| SHORT EXERCISE |
Output the entries below exactly as written, omitting pictures.
Start DATA ENTRIES
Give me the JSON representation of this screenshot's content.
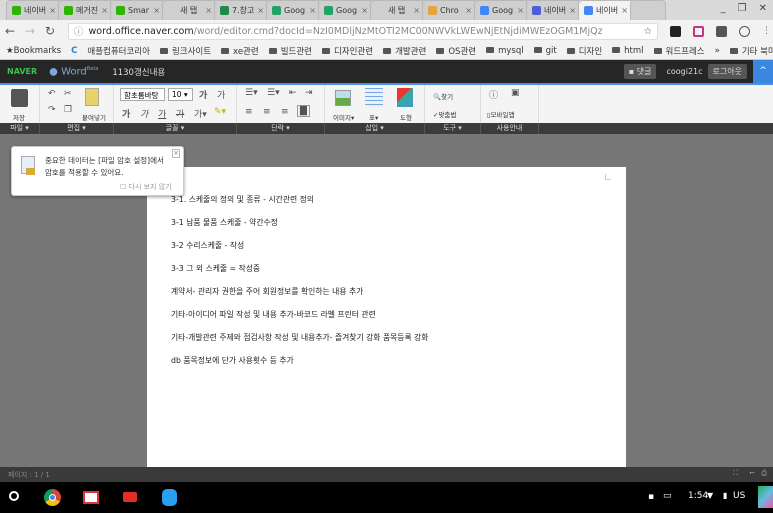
{
  "browser": {
    "tabs": [
      {
        "label": "네이버",
        "color": "#2db400"
      },
      {
        "label": "메거진",
        "color": "#2db400"
      },
      {
        "label": "Smar",
        "color": "#2db400"
      },
      {
        "label": "새 탭",
        "color": ""
      },
      {
        "label": "7.창고",
        "color": "#1d8a4a"
      },
      {
        "label": "Goog",
        "color": "#1fa463"
      },
      {
        "label": "Goog",
        "color": "#1fa463"
      },
      {
        "label": "새 탭",
        "color": ""
      },
      {
        "label": "Chro",
        "color": "#e8a33b"
      },
      {
        "label": "Goog",
        "color": "#4285f4"
      },
      {
        "label": "네이버",
        "color": "#4c5fd5"
      },
      {
        "label": "네이버",
        "color": "#4285f4",
        "active": true
      }
    ],
    "url_host": "word.office.naver.com",
    "url_path": "/word/editor.cmd?docId=NzI0MDljNzMtOTI2MC00NWVkLWEwNjEtNjdiMWEzOGM1MjQz",
    "bookmarks": [
      "Bookmarks",
      "C",
      "애플컴퓨터코리아",
      "링크사이트",
      "xe관련",
      "빌드관련",
      "디자인관련",
      "개발관련",
      "OS관련",
      "mysql",
      "git",
      "디자인",
      "html",
      "워드프레스",
      "»",
      "기타 북마크"
    ]
  },
  "app": {
    "brand": "NAVER",
    "product": "Word",
    "beta": "Beta",
    "doc_title": "1130갱신내용",
    "comment_btn": "댓글",
    "user": "coogi21c",
    "logout": "로그아웃",
    "ribbon": {
      "save": "저장",
      "paste": "붙여넣기",
      "font": "함초롬바탕",
      "size": "10",
      "image": "이미지",
      "table": "표",
      "shape": "도형",
      "find": "찾기",
      "spell": "맞춤법",
      "mobile": "모바일앱"
    },
    "groups": [
      "파일 ▾",
      "편집 ▾",
      "글꼴 ▾",
      "단락 ▾",
      "삽입 ▾",
      "도구 ▾",
      "사용안내"
    ],
    "popup": {
      "line1": "중요한 데이터는 [파일 암호 설정]에서",
      "line2": "암호를 적용할 수 있어요.",
      "dont_show": "다시 보지 않기"
    },
    "paragraphs": [
      "3-1. 스케줄의 정의 및 종류 - 시간관련 정의",
      "3-1 납품 물품 스케줄 - 약간수정",
      "3-2 수리스케줄 - 작성",
      "3-3 그 외 스케줄 = 작성중",
      "계약서- 관리자 권한을 주어 회원정보를 확인하는 내용 추가",
      "기타-아이디어 파일 작성 및 내용 추가-바코드 라벨 프린터 관련",
      "기타-개발관련 주제와 점검사항 작성 및 내용추가- 즐겨찾기 강화 품목등록 강화",
      "db 품목정보에 단가 사용횟수 등 추가"
    ],
    "page_status": "페이지 : 1 / 1"
  },
  "shelf": {
    "time": "1:54",
    "locale": "US"
  }
}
End DATA ENTRIES
| TASK RESPONSE |
Give me the JSON representation of this screenshot's content.
{
  "browser": {
    "tabs": [
      {
        "label": "네이버",
        "color": "#2db400"
      },
      {
        "label": "메거진",
        "color": "#2db400"
      },
      {
        "label": "Smar",
        "color": "#2db400"
      },
      {
        "label": "새 탭",
        "color": ""
      },
      {
        "label": "7.창고",
        "color": "#1d8a4a"
      },
      {
        "label": "Goog",
        "color": "#1fa463"
      },
      {
        "label": "Goog",
        "color": "#1fa463"
      },
      {
        "label": "새 탭",
        "color": ""
      },
      {
        "label": "Chro",
        "color": "#e8a33b"
      },
      {
        "label": "Goog",
        "color": "#4285f4"
      },
      {
        "label": "네이버",
        "color": "#4c5fd5"
      },
      {
        "label": "네이버",
        "color": "#4285f4",
        "active": true
      }
    ],
    "url_host": "word.office.naver.com",
    "url_path": "/word/editor.cmd?docId=NzI0MDljNzMtOTI2MC00NWVkLWEwNjEtNjdiMWEzOGM1MjQz",
    "bookmarks": [
      "Bookmarks",
      "C",
      "애플컴퓨터코리아",
      "링크사이트",
      "xe관련",
      "빌드관련",
      "디자인관련",
      "개발관련",
      "OS관련",
      "mysql",
      "git",
      "디자인",
      "html",
      "워드프레스",
      "»",
      "기타 북마크"
    ]
  },
  "app": {
    "brand": "NAVER",
    "product": "Word",
    "beta": "Beta",
    "doc_title": "1130갱신내용",
    "comment_btn": "댓글",
    "user": "coogi21c",
    "logout": "로그아웃",
    "ribbon": {
      "save": "저장",
      "paste": "붙여넣기",
      "font": "함초롬바탕",
      "size": "10",
      "image": "이미지",
      "table": "표",
      "shape": "도형",
      "find": "찾기",
      "spell": "맞춤법",
      "mobile": "모바일앱"
    },
    "groups": [
      "파일 ▾",
      "편집 ▾",
      "글꼴 ▾",
      "단락 ▾",
      "삽입 ▾",
      "도구 ▾",
      "사용안내"
    ],
    "popup": {
      "line1": "중요한 데이터는 [파일 암호 설정]에서",
      "line2": "암호를 적용할 수 있어요.",
      "dont_show": "다시 보지 않기"
    },
    "paragraphs": [
      "3-1. 스케줄의 정의 및 종류 - 시간관련 정의",
      "3-1 납품 물품 스케줄 - 약간수정",
      "3-2 수리스케줄 - 작성",
      "3-3 그 외 스케줄 = 작성중",
      "계약서- 관리자 권한을 주어 회원정보를 확인하는 내용 추가",
      "기타-아이디어 파일 작성 및 내용 추가-바코드 라벨 프린터 관련",
      "기타-개발관련 주제와 점검사항 작성 및 내용추가- 즐겨찾기 강화 품목등록 강화",
      "db 품목정보에 단가 사용횟수 등 추가"
    ],
    "page_status": "페이지 : 1 / 1"
  },
  "shelf": {
    "time": "1:54",
    "locale": "US"
  }
}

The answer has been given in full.